To do ▸
Make an exact copy of the records, with the images left out.

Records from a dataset
* * *
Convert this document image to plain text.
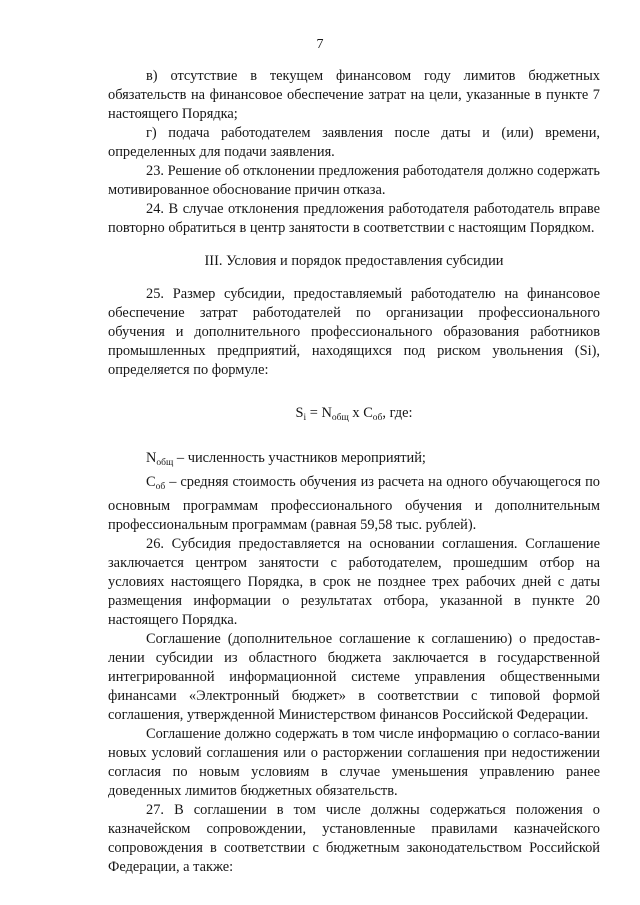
7

в) отсутствие в текущем финансовом году лимитов бюджетных обязательств на финансовое обеспечение затрат на цели, указанные в пункте 7 настоящего Порядка;

г) подача работодателем заявления после даты и (или) времени, определенных для подачи заявления.

23. Решение об отклонении предложения работодателя должно содержать мотивированное обоснование причин отказа.

24. В случае отклонения предложения работодателя работодатель вправе повторно обратиться в центр занятости в соответствии с настоящим Порядком.

III. Условия и порядок предоставления субсидии

25. Размер субсидии, предоставляемый работодателю на финансовое обеспечение затрат работодателей по организации профессионального обучения и дополнительного профессионального образования работников промышленных предприятий, находящихся под риском увольнения (Si), определяется по формуле:

$S_i = N_{общ}$ х $С_{об}$, где:

$N_{общ}$ – численность участников мероприятий;

$С_{об}$ – средняя стоимость обучения из расчета на одного обучающегося по основным программам профессионального обучения и дополнительным профессиональным программам (равная 59,58 тыс. рублей).

26. Субсидия предоставляется на основании соглашения. Соглашение заключается центром занятости с работодателем, прошедшим отбор на условиях настоящего Порядка, в срок не позднее трех рабочих дней с даты размещения информации о результатах отбора, указанной в пункте 20 настоящего Порядка.

Соглашение (дополнительное соглашение к соглашению) о предостав-лении субсидии из областного бюджета заключается в государственной интегрированной информационной системе управления общественными финансами «Электронный бюджет» в соответствии с типовой формой соглашения, утвержденной Министерством финансов Российской Федерации.

Соглашение должно содержать в том числе информацию о согласо-вании новых условий соглашения или о расторжении соглашения при недостижении согласия по новым условиям в случае уменьшения управлению ранее доведенных лимитов бюджетных обязательств.

27. В соглашении в том числе должны содержаться положения о казначейском сопровождении, установленные правилами казначейского сопровождения в соответствии с бюджетным законодательством Российской Федерации, а также:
* * *
Output of the exercise ▸
Convert this document image to plain text.
7

в) отсутствие в текущем финансовом году лимитов бюджетных обязательств на финансовое обеспечение затрат на цели, указанные в пункте 7 настоящего Порядка;

г) подача работодателем заявления после даты и (или) времени, определенных для подачи заявления.

23. Решение об отклонении предложения работодателя должно содержать мотивированное обоснование причин отказа.

24. В случае отклонения предложения работодателя работодатель вправе повторно обратиться в центр занятости в соответствии с настоящим Порядком.

III. Условия и порядок предоставления субсидии

25. Размер субсидии, предоставляемый работодателю на финансовое обеспечение затрат работодателей по организации профессионального обучения и дополнительного профессионального образования работников промышленных предприятий, находящихся под риском увольнения (Si), определяется по формуле:

$S_i = N_{общ}$ х $С_{об}$, где:

$N_{общ}$ – численность участников мероприятий;

$С_{об}$ – средняя стоимость обучения из расчета на одного обучающегося по основным программам профессионального обучения и дополнительным профессиональным программам (равная 59,58 тыс. рублей).

26. Субсидия предоставляется на основании соглашения. Соглашение заключается центром занятости с работодателем, прошедшим отбор на условиях настоящего Порядка, в срок не позднее трех рабочих дней с даты размещения информации о результатах отбора, указанной в пункте 20 настоящего Порядка.

Соглашение (дополнительное соглашение к соглашению) о предостав-лении субсидии из областного бюджета заключается в государственной интегрированной информационной системе управления общественными финансами «Электронный бюджет» в соответствии с типовой формой соглашения, утвержденной Министерством финансов Российской Федерации.

Соглашение должно содержать в том числе информацию о согласо-вании новых условий соглашения или о расторжении соглашения при недостижении согласия по новым условиям в случае уменьшения управлению ранее доведенных лимитов бюджетных обязательств.

27. В соглашении в том числе должны содержаться положения о казначейском сопровождении, установленные правилами казначейского сопровождения в соответствии с бюджетным законодательством Российской Федерации, а также:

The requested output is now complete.